What you should do :: Please rewrite every line of the items below, changing each "legend-swatch" to "legend-marker" and leaving everything else exactly the same.

**** Input rows

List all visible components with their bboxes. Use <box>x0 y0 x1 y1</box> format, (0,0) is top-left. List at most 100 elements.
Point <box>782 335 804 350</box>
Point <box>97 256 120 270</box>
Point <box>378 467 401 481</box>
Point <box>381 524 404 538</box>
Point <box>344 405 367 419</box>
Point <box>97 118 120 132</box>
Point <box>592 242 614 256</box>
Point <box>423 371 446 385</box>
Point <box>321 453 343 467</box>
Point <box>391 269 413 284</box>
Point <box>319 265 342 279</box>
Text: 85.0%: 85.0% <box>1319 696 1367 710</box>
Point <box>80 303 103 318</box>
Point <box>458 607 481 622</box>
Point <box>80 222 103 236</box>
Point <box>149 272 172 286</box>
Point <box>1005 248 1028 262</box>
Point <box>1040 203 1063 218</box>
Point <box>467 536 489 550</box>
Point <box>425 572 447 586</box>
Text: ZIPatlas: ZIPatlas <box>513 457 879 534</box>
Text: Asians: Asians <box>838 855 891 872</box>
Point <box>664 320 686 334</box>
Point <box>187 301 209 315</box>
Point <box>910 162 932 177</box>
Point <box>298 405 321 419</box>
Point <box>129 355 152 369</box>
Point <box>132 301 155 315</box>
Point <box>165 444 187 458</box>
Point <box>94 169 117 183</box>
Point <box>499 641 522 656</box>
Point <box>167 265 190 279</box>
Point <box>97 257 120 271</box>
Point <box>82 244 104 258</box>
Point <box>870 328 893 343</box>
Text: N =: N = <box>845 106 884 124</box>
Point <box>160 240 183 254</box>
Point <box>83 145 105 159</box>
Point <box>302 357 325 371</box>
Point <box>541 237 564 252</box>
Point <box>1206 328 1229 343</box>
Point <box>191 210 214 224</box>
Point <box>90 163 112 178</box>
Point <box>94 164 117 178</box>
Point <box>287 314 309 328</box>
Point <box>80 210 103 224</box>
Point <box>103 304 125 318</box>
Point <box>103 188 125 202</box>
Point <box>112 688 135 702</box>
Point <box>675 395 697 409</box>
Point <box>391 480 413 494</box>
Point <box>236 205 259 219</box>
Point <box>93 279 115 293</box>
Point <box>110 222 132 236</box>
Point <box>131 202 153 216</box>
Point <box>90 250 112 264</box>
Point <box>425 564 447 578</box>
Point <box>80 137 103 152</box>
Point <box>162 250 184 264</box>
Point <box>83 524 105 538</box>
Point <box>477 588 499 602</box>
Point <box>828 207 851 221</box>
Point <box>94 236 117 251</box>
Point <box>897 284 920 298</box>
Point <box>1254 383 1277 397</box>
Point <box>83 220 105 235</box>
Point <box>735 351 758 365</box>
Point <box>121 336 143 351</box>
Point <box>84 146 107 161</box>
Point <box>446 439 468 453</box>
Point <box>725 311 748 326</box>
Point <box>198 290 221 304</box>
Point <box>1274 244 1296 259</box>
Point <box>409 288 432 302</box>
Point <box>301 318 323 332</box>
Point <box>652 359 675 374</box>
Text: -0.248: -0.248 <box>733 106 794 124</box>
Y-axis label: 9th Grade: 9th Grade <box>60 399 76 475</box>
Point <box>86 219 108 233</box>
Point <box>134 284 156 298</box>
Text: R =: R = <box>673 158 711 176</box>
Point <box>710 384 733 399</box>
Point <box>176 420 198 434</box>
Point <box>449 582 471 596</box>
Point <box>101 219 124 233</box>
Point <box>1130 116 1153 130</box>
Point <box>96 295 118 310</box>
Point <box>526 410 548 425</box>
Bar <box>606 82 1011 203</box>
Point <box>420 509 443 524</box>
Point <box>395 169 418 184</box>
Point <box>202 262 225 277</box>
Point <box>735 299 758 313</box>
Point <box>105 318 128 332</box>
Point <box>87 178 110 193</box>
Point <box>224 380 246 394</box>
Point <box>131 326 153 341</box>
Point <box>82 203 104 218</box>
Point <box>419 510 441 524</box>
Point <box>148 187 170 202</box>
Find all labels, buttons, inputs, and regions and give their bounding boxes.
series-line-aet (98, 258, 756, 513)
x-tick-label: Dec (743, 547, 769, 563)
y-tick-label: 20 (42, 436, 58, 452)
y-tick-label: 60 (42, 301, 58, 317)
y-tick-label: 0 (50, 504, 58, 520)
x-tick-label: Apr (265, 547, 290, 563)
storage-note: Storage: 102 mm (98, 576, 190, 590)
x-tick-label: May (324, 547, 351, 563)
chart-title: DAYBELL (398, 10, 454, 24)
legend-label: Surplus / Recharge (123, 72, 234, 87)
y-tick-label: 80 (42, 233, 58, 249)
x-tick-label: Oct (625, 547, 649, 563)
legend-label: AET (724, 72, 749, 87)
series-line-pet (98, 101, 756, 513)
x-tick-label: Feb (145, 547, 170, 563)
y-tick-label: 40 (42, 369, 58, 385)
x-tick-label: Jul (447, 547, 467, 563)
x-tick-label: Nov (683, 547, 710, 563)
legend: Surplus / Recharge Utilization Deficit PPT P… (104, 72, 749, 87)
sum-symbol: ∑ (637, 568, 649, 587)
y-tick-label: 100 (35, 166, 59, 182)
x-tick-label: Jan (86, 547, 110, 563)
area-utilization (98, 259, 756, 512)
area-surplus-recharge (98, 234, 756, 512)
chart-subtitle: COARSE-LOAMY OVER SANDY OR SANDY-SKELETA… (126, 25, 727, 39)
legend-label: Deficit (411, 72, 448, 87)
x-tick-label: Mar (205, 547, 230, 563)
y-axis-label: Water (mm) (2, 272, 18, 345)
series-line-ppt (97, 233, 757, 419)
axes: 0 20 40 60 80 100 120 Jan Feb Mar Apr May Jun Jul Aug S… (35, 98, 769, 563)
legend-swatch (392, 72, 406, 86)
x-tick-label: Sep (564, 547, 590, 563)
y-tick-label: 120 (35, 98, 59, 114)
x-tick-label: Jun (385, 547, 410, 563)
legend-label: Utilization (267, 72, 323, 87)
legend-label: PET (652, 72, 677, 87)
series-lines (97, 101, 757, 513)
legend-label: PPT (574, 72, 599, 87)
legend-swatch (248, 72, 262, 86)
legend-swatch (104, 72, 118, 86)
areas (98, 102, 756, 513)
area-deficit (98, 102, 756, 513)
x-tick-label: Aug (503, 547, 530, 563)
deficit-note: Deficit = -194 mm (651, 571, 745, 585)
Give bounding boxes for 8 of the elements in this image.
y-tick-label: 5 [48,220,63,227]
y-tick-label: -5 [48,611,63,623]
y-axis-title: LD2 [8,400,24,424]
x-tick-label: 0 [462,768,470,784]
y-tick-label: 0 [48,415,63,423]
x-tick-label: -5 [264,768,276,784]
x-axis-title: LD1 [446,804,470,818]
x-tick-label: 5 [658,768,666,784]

********

Solution to this problem ::
List all visible components with their bboxes. Use <box>x0 y0 x1 y1</box> format, (0,0) is top-left. List at most 100 elements.
Point <box>782 335 804 350</box>
Point <box>97 256 120 270</box>
Point <box>378 467 401 481</box>
Point <box>381 524 404 538</box>
Point <box>344 405 367 419</box>
Point <box>97 118 120 132</box>
Point <box>592 242 614 256</box>
Point <box>423 371 446 385</box>
Point <box>321 453 343 467</box>
Point <box>391 269 413 284</box>
Point <box>319 265 342 279</box>
Text: 85.0%: 85.0% <box>1319 696 1367 710</box>
Point <box>80 303 103 318</box>
Point <box>458 607 481 622</box>
Point <box>80 222 103 236</box>
Point <box>149 272 172 286</box>
Point <box>1005 248 1028 262</box>
Point <box>1040 203 1063 218</box>
Point <box>467 536 489 550</box>
Point <box>425 572 447 586</box>
Text: ZIPatlas: ZIPatlas <box>513 457 879 534</box>
Text: Asians: Asians <box>838 855 891 872</box>
Point <box>664 320 686 334</box>
Point <box>187 301 209 315</box>
Point <box>910 162 932 177</box>
Point <box>298 405 321 419</box>
Point <box>129 355 152 369</box>
Point <box>132 301 155 315</box>
Point <box>165 444 187 458</box>
Point <box>94 169 117 183</box>
Point <box>499 641 522 656</box>
Point <box>167 265 190 279</box>
Point <box>97 257 120 271</box>
Point <box>82 244 104 258</box>
Point <box>870 328 893 343</box>
Text: N =: N = <box>845 106 884 124</box>
Point <box>160 240 183 254</box>
Point <box>83 145 105 159</box>
Point <box>302 357 325 371</box>
Point <box>541 237 564 252</box>
Point <box>1206 328 1229 343</box>
Point <box>191 210 214 224</box>
Point <box>90 163 112 178</box>
Point <box>94 164 117 178</box>
Point <box>287 314 309 328</box>
Point <box>80 210 103 224</box>
Point <box>103 304 125 318</box>
Point <box>103 188 125 202</box>
Point <box>112 688 135 702</box>
Point <box>675 395 697 409</box>
Point <box>391 480 413 494</box>
Point <box>236 205 259 219</box>
Point <box>93 279 115 293</box>
Point <box>110 222 132 236</box>
Point <box>131 202 153 216</box>
Point <box>90 250 112 264</box>
Point <box>425 564 447 578</box>
Point <box>80 137 103 152</box>
Point <box>162 250 184 264</box>
Point <box>83 524 105 538</box>
Point <box>477 588 499 602</box>
Point <box>828 207 851 221</box>
Point <box>94 236 117 251</box>
Point <box>897 284 920 298</box>
Point <box>1254 383 1277 397</box>
Point <box>83 220 105 235</box>
Point <box>735 351 758 365</box>
Point <box>121 336 143 351</box>
Point <box>84 146 107 161</box>
Point <box>446 439 468 453</box>
Point <box>725 311 748 326</box>
Point <box>198 290 221 304</box>
Point <box>1274 244 1296 259</box>
Point <box>409 288 432 302</box>
Point <box>301 318 323 332</box>
Point <box>652 359 675 374</box>
Text: -0.248: -0.248 <box>733 106 794 124</box>
Y-axis label: 9th Grade: 9th Grade <box>60 399 76 475</box>
Point <box>86 219 108 233</box>
Point <box>134 284 156 298</box>
Text: R =: R = <box>673 158 711 176</box>
Point <box>710 384 733 399</box>
Point <box>176 420 198 434</box>
Point <box>449 582 471 596</box>
Point <box>101 219 124 233</box>
Point <box>1130 116 1153 130</box>
Point <box>96 295 118 310</box>
Point <box>526 410 548 425</box>
Bar <box>606 82 1011 203</box>
Point <box>420 509 443 524</box>
Point <box>395 169 418 184</box>
Point <box>202 262 225 277</box>
Point <box>735 299 758 313</box>
Point <box>105 318 128 332</box>
Point <box>87 178 110 193</box>
Point <box>224 380 246 394</box>
Point <box>131 326 153 341</box>
Point <box>82 203 104 218</box>
Point <box>419 510 441 524</box>
Point <box>148 187 170 202</box>
Find all labels, buttons, inputs, and regions and give their bounding boxes.
series-line-aet (98, 258, 756, 513)
x-tick-label: Dec (743, 547, 769, 563)
y-tick-label: 20 (42, 436, 58, 452)
y-tick-label: 60 (42, 301, 58, 317)
y-tick-label: 0 (50, 504, 58, 520)
x-tick-label: Apr (265, 547, 290, 563)
storage-note: Storage: 102 mm (98, 576, 190, 590)
x-tick-label: May (324, 547, 351, 563)
chart-title: DAYBELL (398, 10, 454, 24)
legend-label: Surplus / Recharge (123, 72, 234, 87)
y-tick-label: 80 (42, 233, 58, 249)
x-tick-label: Oct (625, 547, 649, 563)
legend-label: AET (724, 72, 749, 87)
series-line-pet (98, 101, 756, 513)
x-tick-label: Feb (145, 547, 170, 563)
y-tick-label: 40 (42, 369, 58, 385)
x-tick-label: Jul (447, 547, 467, 563)
x-tick-label: Nov (683, 547, 710, 563)
legend: Surplus / Recharge Utilization Deficit PPT P… (104, 72, 749, 87)
sum-symbol: ∑ (637, 568, 649, 587)
y-tick-label: 100 (35, 166, 59, 182)
x-tick-label: Jan (86, 547, 110, 563)
area-utilization (98, 259, 756, 512)
area-surplus-recharge (98, 234, 756, 512)
chart-subtitle: COARSE-LOAMY OVER SANDY OR SANDY-SKELETA… (126, 25, 727, 39)
legend-label: Deficit (411, 72, 448, 87)
x-tick-label: Mar (205, 547, 230, 563)
y-axis-label: Water (mm) (2, 272, 18, 345)
series-line-ppt (97, 233, 757, 419)
axes: 0 20 40 60 80 100 120 Jan Feb Mar Apr May Jun Jul Aug S… (35, 98, 769, 563)
legend-marker (392, 72, 406, 86)
x-tick-label: Sep (564, 547, 590, 563)
y-tick-label: 120 (35, 98, 59, 114)
x-tick-label: Jun (385, 547, 410, 563)
legend-label: Utilization (267, 72, 323, 87)
legend-label: PET (652, 72, 677, 87)
series-lines (97, 101, 757, 513)
legend-label: PPT (574, 72, 599, 87)
legend-marker (248, 72, 262, 86)
legend-marker (104, 72, 118, 86)
areas (98, 102, 756, 513)
area-deficit (98, 102, 756, 513)
x-tick-label: Aug (503, 547, 530, 563)
deficit-note: Deficit = -194 mm (651, 571, 745, 585)
Give bounding boxes for 8 of the elements in this image.
y-tick-label: 5 [48,220,63,227]
y-tick-label: -5 [48,611,63,623]
y-axis-title: LD2 [8,400,24,424]
x-tick-label: 0 [462,768,470,784]
y-tick-label: 0 [48,415,63,423]
x-tick-label: -5 [264,768,276,784]
x-axis-title: LD1 [446,804,470,818]
x-tick-label: 5 [658,768,666,784]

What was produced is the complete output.